===== Input rows

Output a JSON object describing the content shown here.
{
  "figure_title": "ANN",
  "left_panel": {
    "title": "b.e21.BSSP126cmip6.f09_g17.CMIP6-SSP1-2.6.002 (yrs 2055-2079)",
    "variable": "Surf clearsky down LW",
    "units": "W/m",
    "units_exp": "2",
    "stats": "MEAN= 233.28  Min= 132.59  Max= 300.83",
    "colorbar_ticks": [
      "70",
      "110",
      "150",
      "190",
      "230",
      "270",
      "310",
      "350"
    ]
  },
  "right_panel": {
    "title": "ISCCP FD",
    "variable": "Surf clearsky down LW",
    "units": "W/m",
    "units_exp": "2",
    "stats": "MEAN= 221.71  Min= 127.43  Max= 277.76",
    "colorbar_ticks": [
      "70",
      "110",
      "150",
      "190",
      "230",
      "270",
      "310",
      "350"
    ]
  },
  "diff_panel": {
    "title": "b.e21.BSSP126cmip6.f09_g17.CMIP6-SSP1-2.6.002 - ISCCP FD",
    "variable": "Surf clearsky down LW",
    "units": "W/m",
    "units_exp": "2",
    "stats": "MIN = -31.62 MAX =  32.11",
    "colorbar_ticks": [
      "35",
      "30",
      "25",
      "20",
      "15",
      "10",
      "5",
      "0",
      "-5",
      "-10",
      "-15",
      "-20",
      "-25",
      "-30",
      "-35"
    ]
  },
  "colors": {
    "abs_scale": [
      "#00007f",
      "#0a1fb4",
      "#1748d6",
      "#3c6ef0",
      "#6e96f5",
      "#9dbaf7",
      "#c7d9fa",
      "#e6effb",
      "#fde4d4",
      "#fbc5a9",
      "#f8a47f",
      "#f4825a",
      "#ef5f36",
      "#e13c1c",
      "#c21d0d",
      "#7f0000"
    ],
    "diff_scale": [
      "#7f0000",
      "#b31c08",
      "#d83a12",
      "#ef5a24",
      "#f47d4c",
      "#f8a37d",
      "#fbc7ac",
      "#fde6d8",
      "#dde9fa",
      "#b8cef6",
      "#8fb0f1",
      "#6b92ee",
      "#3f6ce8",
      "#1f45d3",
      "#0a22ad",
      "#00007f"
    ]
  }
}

==========

* [Written task]: Extract the data in full. Keep it word for word.

* [Result below]:
Output a JSON object describing the content shown here.
{
  "figure_title": "ANN",
  "left_panel": {
    "title": "b.e21.BSSP126cmip6.f09_g17.CMIP6-SSP1-2.6.002 (yrs 2055-2079)",
    "variable": "Surf clearsky down LW",
    "units": "W/m",
    "units_exp": "2",
    "stats": "MEAN= 233.28  Min= 132.59  Max= 300.83",
    "colorbar_ticks": [
      "70",
      "110",
      "150",
      "190",
      "230",
      "270",
      "310",
      "350"
    ]
  },
  "right_panel": {
    "title": "ISCCP FD",
    "variable": "Surf clearsky down LW",
    "units": "W/m",
    "units_exp": "2",
    "stats": "MEAN= 221.71  Min= 127.43  Max= 277.76",
    "colorbar_ticks": [
      "70",
      "110",
      "150",
      "190",
      "230",
      "270",
      "310",
      "350"
    ]
  },
  "diff_panel": {
    "title": "b.e21.BSSP126cmip6.f09_g17.CMIP6-SSP1-2.6.002 - ISCCP FD",
    "variable": "Surf clearsky down LW",
    "units": "W/m",
    "units_exp": "2",
    "stats": "MIN = -31.62 MAX =  32.11",
    "colorbar_ticks": [
      "35",
      "30",
      "25",
      "20",
      "15",
      "10",
      "5",
      "0",
      "-5",
      "-10",
      "-15",
      "-20",
      "-25",
      "-30",
      "-35"
    ]
  },
  "colors": {
    "abs_scale": [
      "#00007f",
      "#0a1fb4",
      "#1748d6",
      "#3c6ef0",
      "#6e96f5",
      "#9dbaf7",
      "#c7d9fa",
      "#e6effb",
      "#fde4d4",
      "#fbc5a9",
      "#f8a47f",
      "#f4825a",
      "#ef5f36",
      "#e13c1c",
      "#c21d0d",
      "#7f0000"
    ],
    "diff_scale": [
      "#7f0000",
      "#b31c08",
      "#d83a12",
      "#ef5a24",
      "#f47d4c",
      "#f8a37d",
      "#fbc7ac",
      "#fde6d8",
      "#dde9fa",
      "#b8cef6",
      "#8fb0f1",
      "#6b92ee",
      "#3f6ce8",
      "#1f45d3",
      "#0a22ad",
      "#00007f"
    ]
  }
}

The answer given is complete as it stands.